** SHORT EXERCISE **
Review the listing and copy each line that holds the word "structured".

------------------------------------------------

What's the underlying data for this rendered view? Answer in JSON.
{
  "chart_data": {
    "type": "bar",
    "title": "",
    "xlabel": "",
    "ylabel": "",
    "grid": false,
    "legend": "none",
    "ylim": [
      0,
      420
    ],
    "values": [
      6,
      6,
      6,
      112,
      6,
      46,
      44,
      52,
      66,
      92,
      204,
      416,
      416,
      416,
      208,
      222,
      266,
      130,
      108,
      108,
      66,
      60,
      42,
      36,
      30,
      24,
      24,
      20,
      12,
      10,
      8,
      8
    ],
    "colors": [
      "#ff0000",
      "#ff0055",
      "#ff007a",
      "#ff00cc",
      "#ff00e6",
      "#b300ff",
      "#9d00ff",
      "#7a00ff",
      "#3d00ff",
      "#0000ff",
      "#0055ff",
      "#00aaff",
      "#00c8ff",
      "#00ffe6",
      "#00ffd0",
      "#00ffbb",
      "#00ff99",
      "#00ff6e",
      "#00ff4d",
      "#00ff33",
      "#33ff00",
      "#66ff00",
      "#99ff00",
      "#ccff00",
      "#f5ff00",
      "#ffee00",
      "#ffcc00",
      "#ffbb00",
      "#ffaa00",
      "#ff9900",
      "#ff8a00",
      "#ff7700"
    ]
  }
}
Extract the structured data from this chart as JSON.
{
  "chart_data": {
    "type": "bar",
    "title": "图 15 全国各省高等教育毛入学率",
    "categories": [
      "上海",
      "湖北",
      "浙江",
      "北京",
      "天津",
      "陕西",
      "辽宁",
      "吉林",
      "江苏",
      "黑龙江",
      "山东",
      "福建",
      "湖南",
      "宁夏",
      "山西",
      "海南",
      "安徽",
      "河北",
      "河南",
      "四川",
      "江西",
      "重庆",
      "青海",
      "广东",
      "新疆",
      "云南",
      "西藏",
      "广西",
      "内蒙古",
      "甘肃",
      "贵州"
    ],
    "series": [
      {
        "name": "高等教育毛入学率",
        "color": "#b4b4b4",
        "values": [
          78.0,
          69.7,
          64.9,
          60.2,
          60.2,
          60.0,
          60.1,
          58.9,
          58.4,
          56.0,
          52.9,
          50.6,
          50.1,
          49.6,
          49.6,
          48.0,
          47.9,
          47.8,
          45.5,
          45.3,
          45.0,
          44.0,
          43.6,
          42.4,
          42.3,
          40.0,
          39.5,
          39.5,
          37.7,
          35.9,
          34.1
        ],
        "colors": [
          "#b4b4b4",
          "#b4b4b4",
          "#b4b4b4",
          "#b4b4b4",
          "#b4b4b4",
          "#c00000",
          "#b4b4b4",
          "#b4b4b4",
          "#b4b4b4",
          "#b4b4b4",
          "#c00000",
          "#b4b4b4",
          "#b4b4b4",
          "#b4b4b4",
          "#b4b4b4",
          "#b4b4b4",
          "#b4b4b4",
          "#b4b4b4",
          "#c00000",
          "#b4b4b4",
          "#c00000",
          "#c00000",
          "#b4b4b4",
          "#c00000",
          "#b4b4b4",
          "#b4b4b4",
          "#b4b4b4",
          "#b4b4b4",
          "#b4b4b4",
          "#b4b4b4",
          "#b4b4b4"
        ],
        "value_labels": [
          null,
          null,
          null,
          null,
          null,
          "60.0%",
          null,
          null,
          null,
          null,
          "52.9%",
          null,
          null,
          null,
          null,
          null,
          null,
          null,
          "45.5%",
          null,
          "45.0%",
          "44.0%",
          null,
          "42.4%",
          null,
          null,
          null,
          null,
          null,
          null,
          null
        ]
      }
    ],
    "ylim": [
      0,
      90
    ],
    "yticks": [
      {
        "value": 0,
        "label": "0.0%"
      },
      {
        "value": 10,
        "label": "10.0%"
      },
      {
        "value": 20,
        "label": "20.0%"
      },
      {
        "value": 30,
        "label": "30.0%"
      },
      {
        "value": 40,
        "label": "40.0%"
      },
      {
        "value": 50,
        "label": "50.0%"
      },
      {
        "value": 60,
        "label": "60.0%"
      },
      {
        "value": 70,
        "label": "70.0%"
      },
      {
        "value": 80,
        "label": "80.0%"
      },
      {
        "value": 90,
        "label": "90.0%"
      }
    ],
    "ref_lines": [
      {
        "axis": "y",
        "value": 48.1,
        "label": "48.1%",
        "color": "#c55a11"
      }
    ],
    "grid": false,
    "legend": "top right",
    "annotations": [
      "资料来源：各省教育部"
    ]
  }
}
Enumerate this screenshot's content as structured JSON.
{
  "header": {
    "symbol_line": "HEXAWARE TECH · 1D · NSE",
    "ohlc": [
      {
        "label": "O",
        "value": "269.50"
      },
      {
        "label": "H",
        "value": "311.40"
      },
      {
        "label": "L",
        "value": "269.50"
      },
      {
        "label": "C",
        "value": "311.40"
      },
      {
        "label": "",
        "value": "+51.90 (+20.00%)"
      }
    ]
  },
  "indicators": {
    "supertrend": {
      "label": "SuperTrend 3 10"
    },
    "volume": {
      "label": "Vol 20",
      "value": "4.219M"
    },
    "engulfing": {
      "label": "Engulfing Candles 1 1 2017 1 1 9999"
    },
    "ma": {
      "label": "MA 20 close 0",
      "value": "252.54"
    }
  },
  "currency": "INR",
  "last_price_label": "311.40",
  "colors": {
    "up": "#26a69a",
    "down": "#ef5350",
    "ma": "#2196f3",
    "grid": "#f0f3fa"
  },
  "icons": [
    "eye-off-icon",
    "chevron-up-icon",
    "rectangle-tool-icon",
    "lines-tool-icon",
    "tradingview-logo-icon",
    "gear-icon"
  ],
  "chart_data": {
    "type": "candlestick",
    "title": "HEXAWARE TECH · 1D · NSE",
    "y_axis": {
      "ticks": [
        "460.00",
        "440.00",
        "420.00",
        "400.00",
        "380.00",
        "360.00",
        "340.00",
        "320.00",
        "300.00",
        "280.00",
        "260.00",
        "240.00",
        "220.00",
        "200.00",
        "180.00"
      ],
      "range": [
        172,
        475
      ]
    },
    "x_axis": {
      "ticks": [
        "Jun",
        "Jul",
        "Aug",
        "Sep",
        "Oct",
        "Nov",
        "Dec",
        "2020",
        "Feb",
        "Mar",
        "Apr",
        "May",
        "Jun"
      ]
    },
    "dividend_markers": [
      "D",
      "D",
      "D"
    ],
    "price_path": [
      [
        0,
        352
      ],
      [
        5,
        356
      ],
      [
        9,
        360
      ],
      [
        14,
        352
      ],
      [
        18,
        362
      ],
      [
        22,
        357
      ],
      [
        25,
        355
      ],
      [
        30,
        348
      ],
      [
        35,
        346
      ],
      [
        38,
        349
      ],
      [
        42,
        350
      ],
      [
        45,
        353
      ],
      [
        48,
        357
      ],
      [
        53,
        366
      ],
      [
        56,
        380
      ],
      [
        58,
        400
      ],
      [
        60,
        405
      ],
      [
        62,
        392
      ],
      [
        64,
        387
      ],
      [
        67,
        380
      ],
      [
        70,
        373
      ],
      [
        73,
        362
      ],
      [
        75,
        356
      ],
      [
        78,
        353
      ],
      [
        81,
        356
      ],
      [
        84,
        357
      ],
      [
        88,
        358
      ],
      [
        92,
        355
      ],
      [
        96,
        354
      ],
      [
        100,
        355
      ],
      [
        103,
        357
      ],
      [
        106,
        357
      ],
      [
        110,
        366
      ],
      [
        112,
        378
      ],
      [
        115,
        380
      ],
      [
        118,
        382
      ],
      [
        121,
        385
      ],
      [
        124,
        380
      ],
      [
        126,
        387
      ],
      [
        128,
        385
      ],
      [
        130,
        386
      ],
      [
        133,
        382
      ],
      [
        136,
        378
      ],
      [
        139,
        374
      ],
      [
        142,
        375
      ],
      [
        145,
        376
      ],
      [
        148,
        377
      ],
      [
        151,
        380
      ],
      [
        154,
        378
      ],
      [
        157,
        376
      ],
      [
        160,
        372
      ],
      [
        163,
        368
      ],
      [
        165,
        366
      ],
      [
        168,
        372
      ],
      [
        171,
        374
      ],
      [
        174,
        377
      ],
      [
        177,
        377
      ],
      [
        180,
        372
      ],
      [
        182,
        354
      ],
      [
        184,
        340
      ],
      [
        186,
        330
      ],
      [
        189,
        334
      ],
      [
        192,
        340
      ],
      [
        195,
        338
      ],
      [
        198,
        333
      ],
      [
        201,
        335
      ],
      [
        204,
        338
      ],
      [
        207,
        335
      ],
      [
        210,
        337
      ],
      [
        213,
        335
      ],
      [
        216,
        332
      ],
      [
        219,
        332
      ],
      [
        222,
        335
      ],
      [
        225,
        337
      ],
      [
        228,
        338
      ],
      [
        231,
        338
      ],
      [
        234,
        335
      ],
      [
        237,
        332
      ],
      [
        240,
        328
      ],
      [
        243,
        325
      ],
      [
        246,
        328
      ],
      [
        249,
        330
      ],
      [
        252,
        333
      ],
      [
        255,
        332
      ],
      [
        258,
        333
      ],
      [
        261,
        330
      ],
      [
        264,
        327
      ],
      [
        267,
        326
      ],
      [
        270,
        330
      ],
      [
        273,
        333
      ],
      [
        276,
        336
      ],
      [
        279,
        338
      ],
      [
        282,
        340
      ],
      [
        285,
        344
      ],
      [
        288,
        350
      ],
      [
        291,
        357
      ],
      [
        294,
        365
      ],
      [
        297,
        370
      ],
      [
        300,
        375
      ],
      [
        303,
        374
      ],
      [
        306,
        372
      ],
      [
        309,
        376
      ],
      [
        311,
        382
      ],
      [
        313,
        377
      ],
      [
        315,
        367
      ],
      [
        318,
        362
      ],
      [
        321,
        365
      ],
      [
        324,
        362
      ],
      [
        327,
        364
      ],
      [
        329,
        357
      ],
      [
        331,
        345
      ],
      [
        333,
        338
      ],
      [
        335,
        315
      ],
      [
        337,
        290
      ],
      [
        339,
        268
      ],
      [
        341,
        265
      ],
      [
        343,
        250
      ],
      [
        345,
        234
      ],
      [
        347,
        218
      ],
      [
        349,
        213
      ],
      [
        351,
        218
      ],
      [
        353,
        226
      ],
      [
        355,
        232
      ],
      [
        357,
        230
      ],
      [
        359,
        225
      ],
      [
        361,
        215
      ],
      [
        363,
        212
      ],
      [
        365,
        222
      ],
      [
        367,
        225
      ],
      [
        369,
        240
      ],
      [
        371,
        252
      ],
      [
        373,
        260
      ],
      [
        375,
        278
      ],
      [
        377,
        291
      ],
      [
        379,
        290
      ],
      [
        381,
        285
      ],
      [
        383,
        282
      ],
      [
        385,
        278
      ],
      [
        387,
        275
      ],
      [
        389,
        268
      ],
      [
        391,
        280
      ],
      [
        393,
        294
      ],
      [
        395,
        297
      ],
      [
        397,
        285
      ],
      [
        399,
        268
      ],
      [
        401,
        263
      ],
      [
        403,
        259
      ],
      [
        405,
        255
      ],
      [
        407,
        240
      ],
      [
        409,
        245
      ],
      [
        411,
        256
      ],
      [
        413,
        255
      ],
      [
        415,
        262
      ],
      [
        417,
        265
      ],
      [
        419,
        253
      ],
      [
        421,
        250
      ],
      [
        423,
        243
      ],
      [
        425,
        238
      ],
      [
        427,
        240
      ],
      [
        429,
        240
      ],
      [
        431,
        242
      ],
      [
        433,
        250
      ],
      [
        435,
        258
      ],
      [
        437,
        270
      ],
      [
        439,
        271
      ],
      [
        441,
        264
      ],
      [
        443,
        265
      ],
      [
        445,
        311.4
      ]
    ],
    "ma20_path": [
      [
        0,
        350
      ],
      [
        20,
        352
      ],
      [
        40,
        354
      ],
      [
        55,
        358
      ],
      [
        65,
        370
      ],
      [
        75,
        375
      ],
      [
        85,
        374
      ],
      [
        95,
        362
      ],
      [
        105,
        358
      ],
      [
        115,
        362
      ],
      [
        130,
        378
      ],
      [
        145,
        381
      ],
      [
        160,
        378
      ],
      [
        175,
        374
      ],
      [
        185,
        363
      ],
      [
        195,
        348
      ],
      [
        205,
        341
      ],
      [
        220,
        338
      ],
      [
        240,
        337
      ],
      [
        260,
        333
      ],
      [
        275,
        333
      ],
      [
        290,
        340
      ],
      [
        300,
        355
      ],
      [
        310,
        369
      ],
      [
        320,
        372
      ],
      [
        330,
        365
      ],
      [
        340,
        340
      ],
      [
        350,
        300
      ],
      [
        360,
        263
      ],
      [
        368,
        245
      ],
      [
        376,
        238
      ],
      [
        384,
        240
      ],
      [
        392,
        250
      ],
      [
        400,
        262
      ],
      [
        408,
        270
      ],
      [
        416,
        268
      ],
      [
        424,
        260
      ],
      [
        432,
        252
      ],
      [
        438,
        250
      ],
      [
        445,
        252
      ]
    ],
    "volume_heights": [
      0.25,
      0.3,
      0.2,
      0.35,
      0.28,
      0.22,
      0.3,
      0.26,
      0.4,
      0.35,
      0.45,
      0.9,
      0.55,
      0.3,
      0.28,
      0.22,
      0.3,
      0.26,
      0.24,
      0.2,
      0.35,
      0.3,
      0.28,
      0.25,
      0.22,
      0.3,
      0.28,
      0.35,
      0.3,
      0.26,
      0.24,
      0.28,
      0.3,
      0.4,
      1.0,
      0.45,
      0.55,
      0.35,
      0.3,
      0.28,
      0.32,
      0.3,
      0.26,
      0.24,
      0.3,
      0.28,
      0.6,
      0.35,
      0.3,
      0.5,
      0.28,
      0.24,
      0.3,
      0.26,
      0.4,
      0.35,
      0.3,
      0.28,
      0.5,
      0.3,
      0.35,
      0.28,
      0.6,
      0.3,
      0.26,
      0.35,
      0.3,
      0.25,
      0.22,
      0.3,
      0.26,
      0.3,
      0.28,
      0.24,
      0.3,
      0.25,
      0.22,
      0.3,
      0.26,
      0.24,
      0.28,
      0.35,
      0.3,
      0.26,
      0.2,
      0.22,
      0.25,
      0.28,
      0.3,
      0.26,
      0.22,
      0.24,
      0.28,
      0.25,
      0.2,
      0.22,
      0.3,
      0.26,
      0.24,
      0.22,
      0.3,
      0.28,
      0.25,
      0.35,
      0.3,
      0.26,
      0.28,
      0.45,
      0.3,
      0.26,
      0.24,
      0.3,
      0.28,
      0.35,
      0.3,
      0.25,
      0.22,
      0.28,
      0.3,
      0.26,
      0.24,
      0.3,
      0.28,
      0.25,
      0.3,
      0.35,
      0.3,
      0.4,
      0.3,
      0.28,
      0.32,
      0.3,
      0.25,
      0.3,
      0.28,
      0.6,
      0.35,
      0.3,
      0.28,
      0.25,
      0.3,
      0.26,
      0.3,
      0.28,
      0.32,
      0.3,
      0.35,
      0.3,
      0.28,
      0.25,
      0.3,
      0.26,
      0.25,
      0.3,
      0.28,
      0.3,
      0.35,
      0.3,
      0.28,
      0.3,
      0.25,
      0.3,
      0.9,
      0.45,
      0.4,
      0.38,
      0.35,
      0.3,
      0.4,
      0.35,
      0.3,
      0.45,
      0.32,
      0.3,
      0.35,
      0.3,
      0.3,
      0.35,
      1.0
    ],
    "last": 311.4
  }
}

------------------------------------------------

** RIGHT ANSWER **
Extract the structured data from this chart as JSON.
Enumerate this screenshot's content as structured JSON.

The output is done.